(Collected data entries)
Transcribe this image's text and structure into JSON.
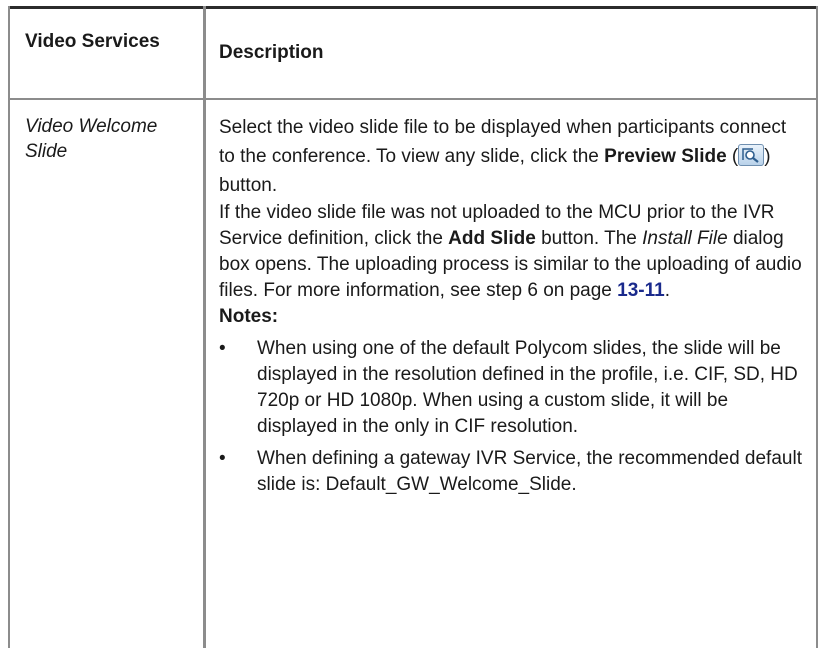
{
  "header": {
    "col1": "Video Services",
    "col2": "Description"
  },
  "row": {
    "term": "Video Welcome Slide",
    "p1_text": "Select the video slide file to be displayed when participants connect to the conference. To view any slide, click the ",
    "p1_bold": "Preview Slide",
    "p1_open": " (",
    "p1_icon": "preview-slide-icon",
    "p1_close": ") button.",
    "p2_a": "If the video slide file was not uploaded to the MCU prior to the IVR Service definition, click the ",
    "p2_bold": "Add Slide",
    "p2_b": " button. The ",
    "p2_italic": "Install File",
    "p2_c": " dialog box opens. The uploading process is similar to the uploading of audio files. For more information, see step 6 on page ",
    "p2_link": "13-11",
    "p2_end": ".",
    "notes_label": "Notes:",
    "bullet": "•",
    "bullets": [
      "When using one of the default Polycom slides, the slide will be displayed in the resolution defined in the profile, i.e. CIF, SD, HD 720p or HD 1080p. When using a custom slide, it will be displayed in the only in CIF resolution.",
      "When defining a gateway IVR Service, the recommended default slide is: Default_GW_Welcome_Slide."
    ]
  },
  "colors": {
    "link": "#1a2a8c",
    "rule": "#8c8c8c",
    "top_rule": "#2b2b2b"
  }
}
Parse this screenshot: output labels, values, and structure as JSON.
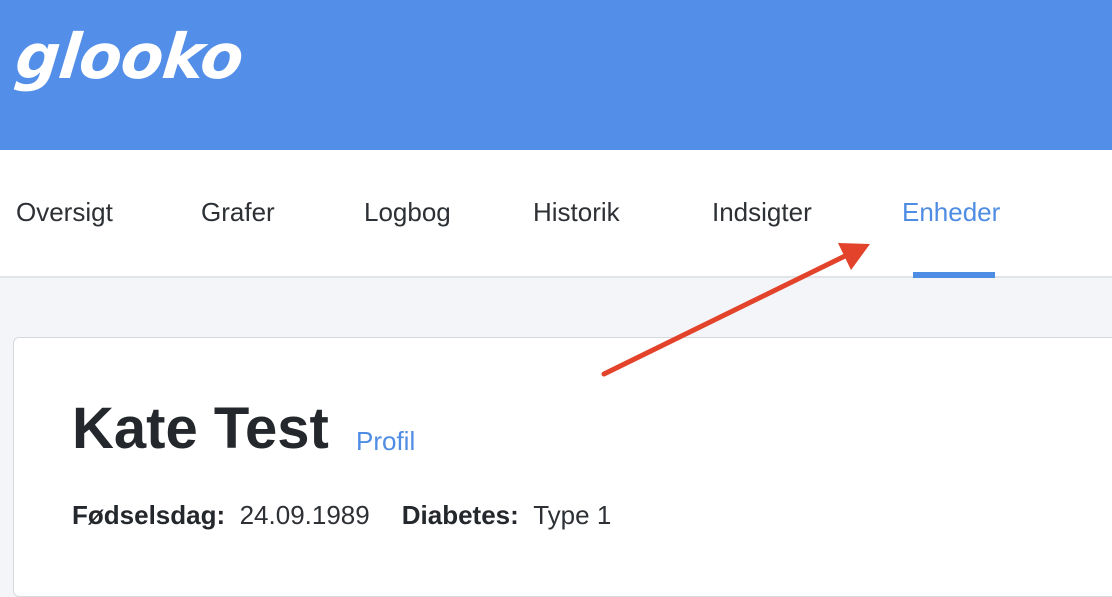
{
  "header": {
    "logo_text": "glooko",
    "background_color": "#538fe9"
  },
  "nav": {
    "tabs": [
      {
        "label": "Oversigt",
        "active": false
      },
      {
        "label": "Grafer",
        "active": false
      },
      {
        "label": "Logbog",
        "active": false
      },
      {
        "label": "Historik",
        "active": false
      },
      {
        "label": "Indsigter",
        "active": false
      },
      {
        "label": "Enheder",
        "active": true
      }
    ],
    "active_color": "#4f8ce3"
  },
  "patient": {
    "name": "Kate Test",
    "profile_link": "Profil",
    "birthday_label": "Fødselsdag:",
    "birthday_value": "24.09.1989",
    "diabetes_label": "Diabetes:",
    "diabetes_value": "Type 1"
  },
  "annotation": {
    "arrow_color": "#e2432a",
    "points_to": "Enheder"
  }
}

Task:
Go through the material and select each line with the string "this" in it.

Solved exercise:
Transcribe this image's text and structure into JSON.
Parse this screenshot: output labels, values, and structure as JSON.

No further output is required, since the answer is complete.